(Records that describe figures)
§
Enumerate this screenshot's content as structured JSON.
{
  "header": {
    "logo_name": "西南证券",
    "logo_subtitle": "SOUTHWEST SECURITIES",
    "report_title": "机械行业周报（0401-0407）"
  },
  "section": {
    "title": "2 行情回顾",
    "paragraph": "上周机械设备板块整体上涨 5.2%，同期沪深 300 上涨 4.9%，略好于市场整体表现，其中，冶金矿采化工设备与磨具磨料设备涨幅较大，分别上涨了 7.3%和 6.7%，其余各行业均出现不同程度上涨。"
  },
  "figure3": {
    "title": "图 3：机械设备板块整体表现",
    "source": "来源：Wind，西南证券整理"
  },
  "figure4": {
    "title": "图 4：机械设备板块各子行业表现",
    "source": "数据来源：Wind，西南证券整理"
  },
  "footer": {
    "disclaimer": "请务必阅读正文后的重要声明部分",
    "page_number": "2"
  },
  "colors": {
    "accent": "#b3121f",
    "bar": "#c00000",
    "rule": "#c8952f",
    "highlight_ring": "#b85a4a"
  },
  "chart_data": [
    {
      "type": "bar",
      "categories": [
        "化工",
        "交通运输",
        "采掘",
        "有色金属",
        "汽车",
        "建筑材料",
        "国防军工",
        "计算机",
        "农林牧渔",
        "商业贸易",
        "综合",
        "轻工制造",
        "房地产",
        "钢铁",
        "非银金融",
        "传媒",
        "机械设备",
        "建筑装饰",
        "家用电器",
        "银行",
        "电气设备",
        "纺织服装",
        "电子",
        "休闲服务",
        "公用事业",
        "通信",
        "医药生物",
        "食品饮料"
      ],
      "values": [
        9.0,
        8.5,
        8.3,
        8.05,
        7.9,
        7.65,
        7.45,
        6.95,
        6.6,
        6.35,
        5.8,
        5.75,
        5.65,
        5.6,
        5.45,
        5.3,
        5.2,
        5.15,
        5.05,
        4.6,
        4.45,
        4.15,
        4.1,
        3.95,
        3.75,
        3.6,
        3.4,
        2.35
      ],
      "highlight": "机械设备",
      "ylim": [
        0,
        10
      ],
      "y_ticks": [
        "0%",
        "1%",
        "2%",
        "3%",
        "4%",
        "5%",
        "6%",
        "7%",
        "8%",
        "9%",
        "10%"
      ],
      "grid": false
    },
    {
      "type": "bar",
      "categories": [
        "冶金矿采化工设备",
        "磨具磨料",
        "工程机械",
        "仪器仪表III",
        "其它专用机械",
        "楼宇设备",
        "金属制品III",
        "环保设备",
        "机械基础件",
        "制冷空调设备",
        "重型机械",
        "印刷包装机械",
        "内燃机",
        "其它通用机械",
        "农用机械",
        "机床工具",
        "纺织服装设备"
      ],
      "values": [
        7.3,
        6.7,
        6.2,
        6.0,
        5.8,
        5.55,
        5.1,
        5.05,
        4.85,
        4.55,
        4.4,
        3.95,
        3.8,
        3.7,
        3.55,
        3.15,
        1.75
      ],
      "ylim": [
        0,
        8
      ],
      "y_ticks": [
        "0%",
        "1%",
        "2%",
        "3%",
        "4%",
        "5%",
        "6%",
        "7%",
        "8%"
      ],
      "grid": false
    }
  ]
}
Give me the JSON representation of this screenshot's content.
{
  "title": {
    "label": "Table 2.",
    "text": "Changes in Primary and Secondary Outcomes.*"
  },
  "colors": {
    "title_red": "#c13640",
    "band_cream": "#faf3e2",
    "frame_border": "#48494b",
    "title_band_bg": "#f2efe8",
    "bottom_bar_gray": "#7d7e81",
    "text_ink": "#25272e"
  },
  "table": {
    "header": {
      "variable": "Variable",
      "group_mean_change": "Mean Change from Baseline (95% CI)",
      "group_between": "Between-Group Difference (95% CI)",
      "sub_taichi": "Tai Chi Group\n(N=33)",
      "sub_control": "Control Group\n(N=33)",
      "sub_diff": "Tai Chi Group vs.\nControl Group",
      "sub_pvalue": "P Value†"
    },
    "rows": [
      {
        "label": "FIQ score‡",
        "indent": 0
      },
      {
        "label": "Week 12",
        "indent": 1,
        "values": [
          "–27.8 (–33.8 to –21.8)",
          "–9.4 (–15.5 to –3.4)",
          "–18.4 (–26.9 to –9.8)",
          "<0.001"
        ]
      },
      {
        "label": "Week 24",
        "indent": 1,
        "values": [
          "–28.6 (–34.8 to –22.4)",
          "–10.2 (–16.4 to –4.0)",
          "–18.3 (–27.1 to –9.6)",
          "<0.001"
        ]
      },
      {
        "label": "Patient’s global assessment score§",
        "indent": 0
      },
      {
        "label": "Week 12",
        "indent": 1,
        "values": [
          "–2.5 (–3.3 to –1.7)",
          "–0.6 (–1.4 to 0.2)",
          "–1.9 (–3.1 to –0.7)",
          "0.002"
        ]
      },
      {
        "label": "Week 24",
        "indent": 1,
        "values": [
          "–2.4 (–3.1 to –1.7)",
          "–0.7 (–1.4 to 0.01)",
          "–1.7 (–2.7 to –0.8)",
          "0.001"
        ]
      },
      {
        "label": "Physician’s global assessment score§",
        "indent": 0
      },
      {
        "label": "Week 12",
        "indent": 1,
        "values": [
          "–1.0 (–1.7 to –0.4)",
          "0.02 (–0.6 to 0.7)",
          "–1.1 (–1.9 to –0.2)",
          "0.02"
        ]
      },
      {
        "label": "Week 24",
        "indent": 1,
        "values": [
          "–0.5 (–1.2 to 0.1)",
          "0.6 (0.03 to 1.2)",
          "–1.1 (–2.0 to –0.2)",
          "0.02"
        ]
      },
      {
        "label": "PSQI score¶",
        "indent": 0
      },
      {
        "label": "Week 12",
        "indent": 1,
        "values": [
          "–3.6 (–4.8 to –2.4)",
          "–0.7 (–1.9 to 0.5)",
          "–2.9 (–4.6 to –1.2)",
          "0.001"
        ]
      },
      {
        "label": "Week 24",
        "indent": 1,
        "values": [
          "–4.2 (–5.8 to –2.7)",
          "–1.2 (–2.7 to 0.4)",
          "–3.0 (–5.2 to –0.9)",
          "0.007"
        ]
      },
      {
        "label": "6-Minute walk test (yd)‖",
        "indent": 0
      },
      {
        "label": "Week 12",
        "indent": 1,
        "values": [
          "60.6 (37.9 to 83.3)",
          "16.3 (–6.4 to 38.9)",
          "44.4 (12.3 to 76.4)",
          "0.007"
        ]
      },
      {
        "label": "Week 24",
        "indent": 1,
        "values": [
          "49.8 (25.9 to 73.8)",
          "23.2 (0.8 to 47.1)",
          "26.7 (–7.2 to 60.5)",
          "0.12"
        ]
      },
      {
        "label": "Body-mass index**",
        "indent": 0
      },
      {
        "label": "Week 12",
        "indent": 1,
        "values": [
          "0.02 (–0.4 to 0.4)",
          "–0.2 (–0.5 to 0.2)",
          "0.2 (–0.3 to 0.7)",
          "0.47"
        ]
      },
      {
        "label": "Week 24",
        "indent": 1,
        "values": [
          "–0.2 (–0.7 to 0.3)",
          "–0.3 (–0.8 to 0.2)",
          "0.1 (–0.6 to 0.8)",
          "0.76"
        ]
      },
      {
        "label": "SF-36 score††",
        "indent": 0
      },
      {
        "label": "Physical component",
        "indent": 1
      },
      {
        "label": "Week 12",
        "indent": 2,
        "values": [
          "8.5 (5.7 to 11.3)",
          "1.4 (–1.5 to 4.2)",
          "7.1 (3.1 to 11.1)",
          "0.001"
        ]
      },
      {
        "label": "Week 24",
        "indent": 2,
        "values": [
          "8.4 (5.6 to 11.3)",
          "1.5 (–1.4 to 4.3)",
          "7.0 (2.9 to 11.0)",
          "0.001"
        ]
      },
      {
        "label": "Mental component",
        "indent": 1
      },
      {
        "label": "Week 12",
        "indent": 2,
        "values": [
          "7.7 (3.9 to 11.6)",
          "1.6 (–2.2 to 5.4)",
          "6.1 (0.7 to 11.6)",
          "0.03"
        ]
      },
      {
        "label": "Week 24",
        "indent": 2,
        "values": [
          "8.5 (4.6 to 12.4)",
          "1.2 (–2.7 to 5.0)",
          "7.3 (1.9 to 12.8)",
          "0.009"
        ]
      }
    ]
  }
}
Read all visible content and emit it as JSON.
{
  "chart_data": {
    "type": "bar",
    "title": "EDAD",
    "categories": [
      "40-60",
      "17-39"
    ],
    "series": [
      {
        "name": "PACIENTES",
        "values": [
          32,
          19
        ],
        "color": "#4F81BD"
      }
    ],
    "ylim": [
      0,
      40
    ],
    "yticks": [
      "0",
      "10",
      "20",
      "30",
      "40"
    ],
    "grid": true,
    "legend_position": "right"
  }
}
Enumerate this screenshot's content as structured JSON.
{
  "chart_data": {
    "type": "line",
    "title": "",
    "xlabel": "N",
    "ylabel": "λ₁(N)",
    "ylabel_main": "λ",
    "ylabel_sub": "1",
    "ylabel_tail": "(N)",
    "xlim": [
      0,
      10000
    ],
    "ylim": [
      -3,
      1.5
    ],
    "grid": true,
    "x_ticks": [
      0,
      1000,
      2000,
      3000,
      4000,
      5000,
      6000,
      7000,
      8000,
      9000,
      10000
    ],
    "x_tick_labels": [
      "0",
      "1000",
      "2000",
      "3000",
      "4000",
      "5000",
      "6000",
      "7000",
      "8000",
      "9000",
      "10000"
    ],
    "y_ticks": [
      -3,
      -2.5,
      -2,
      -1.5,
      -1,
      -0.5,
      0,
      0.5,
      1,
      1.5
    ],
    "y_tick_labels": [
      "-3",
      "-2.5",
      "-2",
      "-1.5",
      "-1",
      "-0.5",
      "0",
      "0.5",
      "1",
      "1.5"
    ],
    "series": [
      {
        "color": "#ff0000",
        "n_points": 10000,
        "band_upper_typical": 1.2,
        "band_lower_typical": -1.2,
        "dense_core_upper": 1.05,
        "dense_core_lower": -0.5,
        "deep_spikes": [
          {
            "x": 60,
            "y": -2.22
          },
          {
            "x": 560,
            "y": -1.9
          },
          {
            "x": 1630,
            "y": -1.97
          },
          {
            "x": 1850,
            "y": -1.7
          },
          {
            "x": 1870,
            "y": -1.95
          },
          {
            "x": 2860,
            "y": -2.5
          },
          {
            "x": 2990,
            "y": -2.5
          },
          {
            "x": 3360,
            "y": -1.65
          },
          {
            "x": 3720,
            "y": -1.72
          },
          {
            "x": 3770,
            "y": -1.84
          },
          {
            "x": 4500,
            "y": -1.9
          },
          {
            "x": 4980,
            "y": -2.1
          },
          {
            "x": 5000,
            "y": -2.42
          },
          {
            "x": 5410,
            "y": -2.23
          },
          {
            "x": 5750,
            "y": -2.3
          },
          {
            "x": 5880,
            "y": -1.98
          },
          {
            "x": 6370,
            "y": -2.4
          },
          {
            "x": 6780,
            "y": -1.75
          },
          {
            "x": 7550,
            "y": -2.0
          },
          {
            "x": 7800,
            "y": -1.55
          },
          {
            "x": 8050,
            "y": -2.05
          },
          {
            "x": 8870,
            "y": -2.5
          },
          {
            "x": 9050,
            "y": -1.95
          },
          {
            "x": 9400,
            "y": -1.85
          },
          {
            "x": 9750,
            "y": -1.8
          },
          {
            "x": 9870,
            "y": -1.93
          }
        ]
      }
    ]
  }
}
§
=== INSTRUCTION ===
Using the entries above, return each line in which the word "assessment" occurs.

=== SOLUTION TO THIS EXERCISE ===
        "label": "Patient’s global assessment score§",
        "label": "Physician’s global assessment score§",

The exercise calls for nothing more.